SET EXERCISE>
Arrange all of the lines below as a Markdown table with the columns Row and Line text, numbering each row and skipping blank lines. Leave the pictures out of your answer.

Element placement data
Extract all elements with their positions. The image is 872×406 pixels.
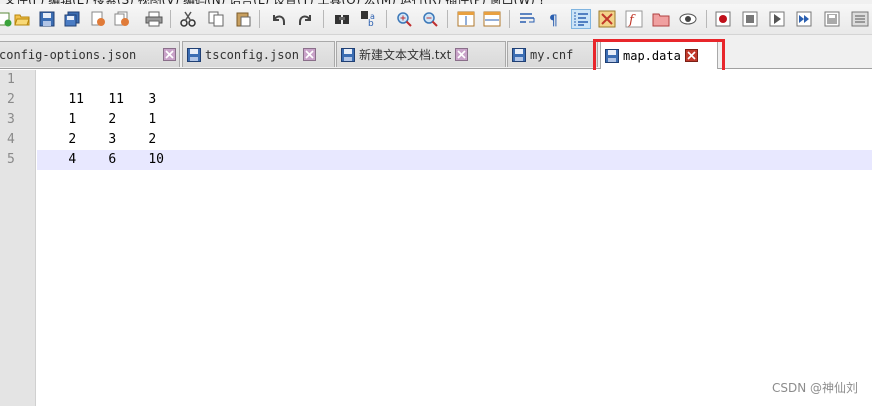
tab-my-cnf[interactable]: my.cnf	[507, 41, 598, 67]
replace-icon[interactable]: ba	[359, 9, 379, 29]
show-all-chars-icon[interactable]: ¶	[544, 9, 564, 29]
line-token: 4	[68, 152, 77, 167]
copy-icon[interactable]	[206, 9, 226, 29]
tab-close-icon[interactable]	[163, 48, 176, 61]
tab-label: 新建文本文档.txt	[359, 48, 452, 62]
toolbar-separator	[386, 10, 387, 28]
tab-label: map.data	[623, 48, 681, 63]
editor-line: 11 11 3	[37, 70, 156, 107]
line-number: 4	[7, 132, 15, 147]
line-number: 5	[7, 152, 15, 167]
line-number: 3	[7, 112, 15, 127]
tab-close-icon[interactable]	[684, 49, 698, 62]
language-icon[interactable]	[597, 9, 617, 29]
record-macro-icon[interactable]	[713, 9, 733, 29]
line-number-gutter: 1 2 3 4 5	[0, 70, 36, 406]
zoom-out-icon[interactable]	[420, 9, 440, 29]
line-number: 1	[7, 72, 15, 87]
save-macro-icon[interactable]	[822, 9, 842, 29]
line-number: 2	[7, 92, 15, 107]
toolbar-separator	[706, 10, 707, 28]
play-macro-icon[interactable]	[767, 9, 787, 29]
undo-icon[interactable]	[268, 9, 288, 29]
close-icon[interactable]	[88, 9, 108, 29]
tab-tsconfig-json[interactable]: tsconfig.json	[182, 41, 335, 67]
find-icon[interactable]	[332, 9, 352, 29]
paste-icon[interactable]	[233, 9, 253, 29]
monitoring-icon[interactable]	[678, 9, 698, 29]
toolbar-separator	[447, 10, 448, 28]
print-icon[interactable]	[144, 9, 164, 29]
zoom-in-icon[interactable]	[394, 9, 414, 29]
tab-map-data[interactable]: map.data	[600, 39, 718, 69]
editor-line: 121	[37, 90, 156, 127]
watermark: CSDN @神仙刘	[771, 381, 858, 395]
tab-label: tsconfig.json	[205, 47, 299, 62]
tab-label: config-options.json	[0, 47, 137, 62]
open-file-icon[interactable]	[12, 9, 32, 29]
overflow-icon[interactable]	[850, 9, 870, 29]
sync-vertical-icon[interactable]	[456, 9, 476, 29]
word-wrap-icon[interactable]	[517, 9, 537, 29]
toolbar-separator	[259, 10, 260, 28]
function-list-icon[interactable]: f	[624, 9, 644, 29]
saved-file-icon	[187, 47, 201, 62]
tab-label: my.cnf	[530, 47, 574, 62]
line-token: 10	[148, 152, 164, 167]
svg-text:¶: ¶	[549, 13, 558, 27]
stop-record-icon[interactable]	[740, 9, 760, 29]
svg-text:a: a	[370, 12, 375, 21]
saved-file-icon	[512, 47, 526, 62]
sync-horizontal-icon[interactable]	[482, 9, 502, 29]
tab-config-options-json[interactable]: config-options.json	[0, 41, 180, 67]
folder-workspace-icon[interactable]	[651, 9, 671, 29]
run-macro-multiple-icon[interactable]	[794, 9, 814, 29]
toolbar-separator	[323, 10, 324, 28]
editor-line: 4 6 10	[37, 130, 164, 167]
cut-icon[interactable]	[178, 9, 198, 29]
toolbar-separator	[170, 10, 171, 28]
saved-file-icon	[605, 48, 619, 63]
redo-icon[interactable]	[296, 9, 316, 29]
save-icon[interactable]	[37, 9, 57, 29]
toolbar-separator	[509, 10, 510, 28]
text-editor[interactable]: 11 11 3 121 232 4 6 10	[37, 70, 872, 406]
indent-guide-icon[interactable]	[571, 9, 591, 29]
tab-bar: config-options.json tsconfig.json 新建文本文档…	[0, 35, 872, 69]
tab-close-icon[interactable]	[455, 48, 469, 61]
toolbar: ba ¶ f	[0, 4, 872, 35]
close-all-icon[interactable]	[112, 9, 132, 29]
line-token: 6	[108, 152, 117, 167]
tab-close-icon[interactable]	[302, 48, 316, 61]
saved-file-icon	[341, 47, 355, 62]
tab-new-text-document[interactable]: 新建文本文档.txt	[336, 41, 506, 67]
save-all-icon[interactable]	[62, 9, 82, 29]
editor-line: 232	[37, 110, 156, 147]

TASK ANSWER>
| Row | Line text |
|---|---|
| 1 | Extract all elements with their positions. The image is 872×406 pixels. |
| 2 | tab-my-cnf[interactable]: my.cnf	[507, 41, 598, 67] |
| 3 | replace-icon[interactable]: ba	[359, 9, 379, 29] |
| 4 | show-all-chars-icon[interactable]: ¶	[544, 9, 564, 29] |
| 5 | line-token: 4	[68, 152, 77, 167] |
| 6 | copy-icon[interactable]	[206, 9, 226, 29] |
| 7 | tab-close-icon[interactable]	[163, 48, 176, 61] |
| 8 | tab-label: 新建文本文档.txt	[359, 48, 452, 62] |
| 9 | toolbar-separator	[386, 10, 387, 28] |
| 10 | tab-label: map.data	[623, 48, 681, 63] |
| 11 | editor-line: 11 11 3	[37, 70, 156, 107] |
| 12 | line-number: 4	[7, 132, 15, 147] |
| 13 | line-number: 5	[7, 152, 15, 167] |
| 14 | line-number: 3	[7, 112, 15, 127] |
| 15 | tab-close-icon[interactable]	[684, 49, 698, 62] |
| 16 | language-icon[interactable]	[597, 9, 617, 29] |
| 17 | record-macro-icon[interactable]	[713, 9, 733, 29] |
| 18 | line-number-gutter: 1 2 3 4 5	[0, 70, 36, 406] |
| 19 | zoom-out-icon[interactable]	[420, 9, 440, 29] |
| 20 | line-number: 1	[7, 72, 15, 87] |
| 21 | save-macro-icon[interactable]	[822, 9, 842, 29] |
| 22 | line-number: 2	[7, 92, 15, 107] |
| 23 | toolbar-separator	[706, 10, 707, 28] |
| 24 | play-macro-icon[interactable]	[767, 9, 787, 29] |
| 25 | undo-icon[interactable]	[268, 9, 288, 29] |
| 26 | close-icon[interactable]	[88, 9, 108, 29] |
| 27 | tab-tsconfig-json[interactable]: tsconfig.json	[182, 41, 335, 67] |
| 28 | find-icon[interactable]	[332, 9, 352, 29] |
| 29 | paste-icon[interactable]	[233, 9, 253, 29] |
| 30 | monitoring-icon[interactable]	[678, 9, 698, 29] |
| 31 | toolbar-separator	[447, 10, 448, 28] |
| 32 | print-icon[interactable]	[144, 9, 164, 29] |
| 33 | zoom-in-icon[interactable]	[394, 9, 414, 29] |
| 34 | tab-map-data[interactable]: map.data	[600, 39, 718, 69] |
| 35 | editor-line: 121	[37, 90, 156, 127] |
| 36 | watermark: CSDN @神仙刘	[771, 381, 858, 395] |
| 37 | tab-label: tsconfig.json	[205, 47, 299, 62] |
| 38 | tab-label: config-options.json	[0, 47, 137, 62] |
| 39 | open-file-icon[interactable]	[12, 9, 32, 29] |
| 40 | overflow-icon[interactable]	[850, 9, 870, 29] |
| 41 | sync-vertical-icon[interactable]	[456, 9, 476, 29] |
| 42 | word-wrap-icon[interactable]	[517, 9, 537, 29] |
| 43 | toolbar-separator	[259, 10, 260, 28] |
| 44 | function-list-icon[interactable]: f	[624, 9, 644, 29] |
| 45 | saved-file-icon	[187, 47, 201, 62] |
| 46 | tab-label: my.cnf	[530, 47, 574, 62] |
| 47 | line-token: 10	[148, 152, 164, 167] |
| 48 | svg-text:¶: ¶	[549, 13, 558, 27] |
| 49 | stop-record-icon[interactable]	[740, 9, 760, 29] |
| 50 | svg-text:a: a	[370, 12, 375, 21] |
| 51 | saved-file-icon	[512, 47, 526, 62] |
| 52 | sync-horizontal-icon[interactable]	[482, 9, 502, 29] |
| 53 | tab-config-options-json[interactable]: config-options.json	[0, 41, 180, 67] |
| 54 | folder-workspace-icon[interactable]	[651, 9, 671, 29] |
| 55 | run-macro-multiple-icon[interactable]	[794, 9, 814, 29] |
| 56 | toolbar-separator	[323, 10, 324, 28] |
| 57 | editor-line: 4 6 10	[37, 130, 164, 167] |
| 58 | cut-icon[interactable]	[178, 9, 198, 29] |
| 59 | toolbar-separator	[170, 10, 171, 28] |
| 60 | saved-file-icon	[605, 48, 619, 63] |
| 61 | redo-icon[interactable]	[296, 9, 316, 29] |
| 62 | save-icon[interactable]	[37, 9, 57, 29] |
| 63 | toolbar-separator	[509, 10, 510, 28] |
| 64 | text-editor[interactable]: 11 11 3 121 232 4 6 10	[37, 70, 872, 406] |
| 65 | indent-guide-icon[interactable]	[571, 9, 591, 29] |
| 66 | tab-bar: config-options.json tsconfig.json 新建文本文档…	[0, 35, 872, 69] |
| 67 | tab-close-icon[interactable]	[455, 48, 469, 61] |
| 68 | toolbar: ba ¶ f	[0, 4, 872, 35] |
| 69 | close-all-icon[interactable]	[112, 9, 132, 29] |
| 70 | line-token: 6	[108, 152, 117, 167] |
| 71 | tab-close-icon[interactable]	[302, 48, 316, 61] |
| 72 | saved-file-icon	[341, 47, 355, 62] |
| 73 | tab-new-text-document[interactable]: 新建文本文档.txt	[336, 41, 506, 67] |
| 74 | save-all-icon[interactable]	[62, 9, 82, 29] |
| 75 | editor-line: 232	[37, 110, 156, 147] |